▶ **The exercise**
Copy out every line exactly as given.

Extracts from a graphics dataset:
========================
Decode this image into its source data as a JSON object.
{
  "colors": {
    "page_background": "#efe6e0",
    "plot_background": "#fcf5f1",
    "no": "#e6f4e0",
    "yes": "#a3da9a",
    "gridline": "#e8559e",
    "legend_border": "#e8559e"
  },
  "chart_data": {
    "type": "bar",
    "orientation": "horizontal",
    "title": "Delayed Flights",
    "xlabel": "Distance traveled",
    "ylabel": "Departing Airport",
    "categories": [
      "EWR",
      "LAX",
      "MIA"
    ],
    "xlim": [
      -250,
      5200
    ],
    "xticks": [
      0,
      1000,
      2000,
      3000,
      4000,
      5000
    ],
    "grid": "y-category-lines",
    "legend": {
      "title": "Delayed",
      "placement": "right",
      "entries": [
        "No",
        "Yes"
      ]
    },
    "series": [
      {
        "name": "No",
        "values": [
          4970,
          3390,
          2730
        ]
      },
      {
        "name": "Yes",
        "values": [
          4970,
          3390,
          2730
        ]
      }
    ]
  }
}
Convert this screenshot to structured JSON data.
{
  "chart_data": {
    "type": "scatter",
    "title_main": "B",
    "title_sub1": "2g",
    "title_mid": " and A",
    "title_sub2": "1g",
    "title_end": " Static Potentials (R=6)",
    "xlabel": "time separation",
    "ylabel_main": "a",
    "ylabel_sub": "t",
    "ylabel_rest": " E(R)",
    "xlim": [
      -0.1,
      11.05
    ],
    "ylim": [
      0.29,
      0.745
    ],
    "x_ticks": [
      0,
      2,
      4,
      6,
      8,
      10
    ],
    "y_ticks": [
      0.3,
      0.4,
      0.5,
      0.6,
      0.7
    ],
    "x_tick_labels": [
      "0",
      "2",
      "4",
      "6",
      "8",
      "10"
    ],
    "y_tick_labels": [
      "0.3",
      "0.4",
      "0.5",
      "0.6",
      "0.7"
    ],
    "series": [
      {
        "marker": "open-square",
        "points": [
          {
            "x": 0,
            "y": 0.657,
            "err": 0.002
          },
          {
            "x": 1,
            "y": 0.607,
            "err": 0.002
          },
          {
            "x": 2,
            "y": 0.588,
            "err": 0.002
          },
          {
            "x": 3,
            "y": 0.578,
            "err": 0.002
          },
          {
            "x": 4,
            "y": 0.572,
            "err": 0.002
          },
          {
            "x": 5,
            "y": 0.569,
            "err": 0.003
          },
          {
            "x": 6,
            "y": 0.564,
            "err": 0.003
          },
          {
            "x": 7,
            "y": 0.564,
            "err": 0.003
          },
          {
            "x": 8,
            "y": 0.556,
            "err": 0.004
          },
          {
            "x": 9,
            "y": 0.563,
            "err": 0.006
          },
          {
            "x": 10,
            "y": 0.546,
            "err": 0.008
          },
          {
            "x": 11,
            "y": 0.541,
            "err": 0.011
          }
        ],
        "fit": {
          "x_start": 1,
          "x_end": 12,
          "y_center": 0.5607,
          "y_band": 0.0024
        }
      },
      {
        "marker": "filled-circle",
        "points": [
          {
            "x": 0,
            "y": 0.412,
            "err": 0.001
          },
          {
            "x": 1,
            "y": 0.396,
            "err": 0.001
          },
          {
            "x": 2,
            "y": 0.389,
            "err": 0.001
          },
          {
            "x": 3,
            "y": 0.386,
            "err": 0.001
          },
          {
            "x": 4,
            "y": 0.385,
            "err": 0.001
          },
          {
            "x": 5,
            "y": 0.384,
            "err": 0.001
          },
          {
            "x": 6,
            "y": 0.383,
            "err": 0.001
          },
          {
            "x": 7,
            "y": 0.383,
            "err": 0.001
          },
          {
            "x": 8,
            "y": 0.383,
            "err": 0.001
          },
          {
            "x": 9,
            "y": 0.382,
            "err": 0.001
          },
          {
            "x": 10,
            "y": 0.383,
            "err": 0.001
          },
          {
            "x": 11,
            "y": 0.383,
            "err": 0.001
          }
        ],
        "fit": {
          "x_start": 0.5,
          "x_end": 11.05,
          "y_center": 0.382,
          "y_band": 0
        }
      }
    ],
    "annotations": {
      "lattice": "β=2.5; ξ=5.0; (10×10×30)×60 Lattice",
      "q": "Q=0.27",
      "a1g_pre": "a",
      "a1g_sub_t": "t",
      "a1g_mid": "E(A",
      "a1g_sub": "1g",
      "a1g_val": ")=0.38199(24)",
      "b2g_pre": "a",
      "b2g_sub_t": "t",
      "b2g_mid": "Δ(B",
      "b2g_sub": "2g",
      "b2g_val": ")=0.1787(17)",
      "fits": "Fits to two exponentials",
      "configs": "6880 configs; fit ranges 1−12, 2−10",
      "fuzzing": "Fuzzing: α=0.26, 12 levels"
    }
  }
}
========================
▶ **Answer to the exercise**
Decode this image into its source data as a JSON object.
{
  "colors": {
    "page_background": "#efe6e0",
    "plot_background": "#fcf5f1",
    "no": "#e6f4e0",
    "yes": "#a3da9a",
    "gridline": "#e8559e",
    "legend_border": "#e8559e"
  },
  "chart_data": {
    "type": "bar",
    "orientation": "horizontal",
    "title": "Delayed Flights",
    "xlabel": "Distance traveled",
    "ylabel": "Departing Airport",
    "categories": [
      "EWR",
      "LAX",
      "MIA"
    ],
    "xlim": [
      -250,
      5200
    ],
    "xticks": [
      0,
      1000,
      2000,
      3000,
      4000,
      5000
    ],
    "grid": "y-category-lines",
    "legend": {
      "title": "Delayed",
      "placement": "right",
      "entries": [
        "No",
        "Yes"
      ]
    },
    "series": [
      {
        "name": "No",
        "values": [
          4970,
          3390,
          2730
        ]
      },
      {
        "name": "Yes",
        "values": [
          4970,
          3390,
          2730
        ]
      }
    ]
  }
}
Convert this screenshot to structured JSON data.
{
  "chart_data": {
    "type": "scatter",
    "title_main": "B",
    "title_sub1": "2g",
    "title_mid": " and A",
    "title_sub2": "1g",
    "title_end": " Static Potentials (R=6)",
    "xlabel": "time separation",
    "ylabel_main": "a",
    "ylabel_sub": "t",
    "ylabel_rest": " E(R)",
    "xlim": [
      -0.1,
      11.05
    ],
    "ylim": [
      0.29,
      0.745
    ],
    "x_ticks": [
      0,
      2,
      4,
      6,
      8,
      10
    ],
    "y_ticks": [
      0.3,
      0.4,
      0.5,
      0.6,
      0.7
    ],
    "x_tick_labels": [
      "0",
      "2",
      "4",
      "6",
      "8",
      "10"
    ],
    "y_tick_labels": [
      "0.3",
      "0.4",
      "0.5",
      "0.6",
      "0.7"
    ],
    "series": [
      {
        "marker": "open-square",
        "points": [
          {
            "x": 0,
            "y": 0.657,
            "err": 0.002
          },
          {
            "x": 1,
            "y": 0.607,
            "err": 0.002
          },
          {
            "x": 2,
            "y": 0.588,
            "err": 0.002
          },
          {
            "x": 3,
            "y": 0.578,
            "err": 0.002
          },
          {
            "x": 4,
            "y": 0.572,
            "err": 0.002
          },
          {
            "x": 5,
            "y": 0.569,
            "err": 0.003
          },
          {
            "x": 6,
            "y": 0.564,
            "err": 0.003
          },
          {
            "x": 7,
            "y": 0.564,
            "err": 0.003
          },
          {
            "x": 8,
            "y": 0.556,
            "err": 0.004
          },
          {
            "x": 9,
            "y": 0.563,
            "err": 0.006
          },
          {
            "x": 10,
            "y": 0.546,
            "err": 0.008
          },
          {
            "x": 11,
            "y": 0.541,
            "err": 0.011
          }
        ],
        "fit": {
          "x_start": 1,
          "x_end": 12,
          "y_center": 0.5607,
          "y_band": 0.0024
        }
      },
      {
        "marker": "filled-circle",
        "points": [
          {
            "x": 0,
            "y": 0.412,
            "err": 0.001
          },
          {
            "x": 1,
            "y": 0.396,
            "err": 0.001
          },
          {
            "x": 2,
            "y": 0.389,
            "err": 0.001
          },
          {
            "x": 3,
            "y": 0.386,
            "err": 0.001
          },
          {
            "x": 4,
            "y": 0.385,
            "err": 0.001
          },
          {
            "x": 5,
            "y": 0.384,
            "err": 0.001
          },
          {
            "x": 6,
            "y": 0.383,
            "err": 0.001
          },
          {
            "x": 7,
            "y": 0.383,
            "err": 0.001
          },
          {
            "x": 8,
            "y": 0.383,
            "err": 0.001
          },
          {
            "x": 9,
            "y": 0.382,
            "err": 0.001
          },
          {
            "x": 10,
            "y": 0.383,
            "err": 0.001
          },
          {
            "x": 11,
            "y": 0.383,
            "err": 0.001
          }
        ],
        "fit": {
          "x_start": 0.5,
          "x_end": 11.05,
          "y_center": 0.382,
          "y_band": 0
        }
      }
    ],
    "annotations": {
      "lattice": "β=2.5; ξ=5.0; (10×10×30)×60 Lattice",
      "q": "Q=0.27",
      "a1g_pre": "a",
      "a1g_sub_t": "t",
      "a1g_mid": "E(A",
      "a1g_sub": "1g",
      "a1g_val": ")=0.38199(24)",
      "b2g_pre": "a",
      "b2g_sub_t": "t",
      "b2g_mid": "Δ(B",
      "b2g_sub": "2g",
      "b2g_val": ")=0.1787(17)",
      "fits": "Fits to two exponentials",
      "configs": "6880 configs; fit ranges 1−12, 2−10",
      "fuzzing": "Fuzzing: α=0.26, 12 levels"
    }
  }
}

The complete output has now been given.